▸ WHAT TO PRODUCE: Determine how many lines of the material hold the string "minute" and reply with only that number.

▸ DATA:
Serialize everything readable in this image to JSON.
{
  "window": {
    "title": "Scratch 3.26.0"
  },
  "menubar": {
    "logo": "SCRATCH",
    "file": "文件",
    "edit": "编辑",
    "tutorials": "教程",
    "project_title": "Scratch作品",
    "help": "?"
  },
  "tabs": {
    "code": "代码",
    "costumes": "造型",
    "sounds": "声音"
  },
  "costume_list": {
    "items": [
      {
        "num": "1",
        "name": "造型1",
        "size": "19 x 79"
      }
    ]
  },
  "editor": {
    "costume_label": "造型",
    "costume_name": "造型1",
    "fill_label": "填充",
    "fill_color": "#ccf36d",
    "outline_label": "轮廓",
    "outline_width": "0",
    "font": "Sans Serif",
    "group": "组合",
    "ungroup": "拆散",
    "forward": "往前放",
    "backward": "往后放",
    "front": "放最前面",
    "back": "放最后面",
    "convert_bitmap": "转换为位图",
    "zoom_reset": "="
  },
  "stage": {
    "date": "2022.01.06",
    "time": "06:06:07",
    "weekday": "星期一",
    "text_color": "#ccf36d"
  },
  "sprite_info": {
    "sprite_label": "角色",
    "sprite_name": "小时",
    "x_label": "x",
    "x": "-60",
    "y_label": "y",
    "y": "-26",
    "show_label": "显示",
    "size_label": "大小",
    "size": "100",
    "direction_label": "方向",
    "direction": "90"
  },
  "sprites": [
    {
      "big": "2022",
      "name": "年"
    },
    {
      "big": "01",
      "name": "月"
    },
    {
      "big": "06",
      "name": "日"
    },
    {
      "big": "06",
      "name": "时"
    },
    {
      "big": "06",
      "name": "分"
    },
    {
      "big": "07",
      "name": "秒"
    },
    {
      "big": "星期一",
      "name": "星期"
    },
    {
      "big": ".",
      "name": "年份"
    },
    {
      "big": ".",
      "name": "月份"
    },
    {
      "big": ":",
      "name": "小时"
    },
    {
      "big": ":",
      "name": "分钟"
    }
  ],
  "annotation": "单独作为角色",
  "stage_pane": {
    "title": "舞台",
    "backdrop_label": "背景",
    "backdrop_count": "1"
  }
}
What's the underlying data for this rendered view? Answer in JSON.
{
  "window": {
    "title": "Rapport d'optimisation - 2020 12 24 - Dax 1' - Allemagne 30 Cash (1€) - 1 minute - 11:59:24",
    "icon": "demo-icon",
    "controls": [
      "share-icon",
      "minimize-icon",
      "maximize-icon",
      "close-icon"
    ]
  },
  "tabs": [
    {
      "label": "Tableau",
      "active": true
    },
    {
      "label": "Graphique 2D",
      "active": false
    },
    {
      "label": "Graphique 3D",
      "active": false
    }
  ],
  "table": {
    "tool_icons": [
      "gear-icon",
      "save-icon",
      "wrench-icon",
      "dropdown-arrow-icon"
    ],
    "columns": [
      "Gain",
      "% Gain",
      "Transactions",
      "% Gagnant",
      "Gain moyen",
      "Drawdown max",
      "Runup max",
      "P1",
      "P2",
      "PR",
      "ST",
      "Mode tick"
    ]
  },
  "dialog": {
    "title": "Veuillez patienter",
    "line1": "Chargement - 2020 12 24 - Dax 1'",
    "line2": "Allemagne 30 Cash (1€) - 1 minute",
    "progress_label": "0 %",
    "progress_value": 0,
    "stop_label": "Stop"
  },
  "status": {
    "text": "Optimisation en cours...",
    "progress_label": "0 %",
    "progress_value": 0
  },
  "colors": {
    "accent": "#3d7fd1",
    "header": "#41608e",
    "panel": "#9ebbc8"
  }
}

▸ EXERCISE RESULT: 2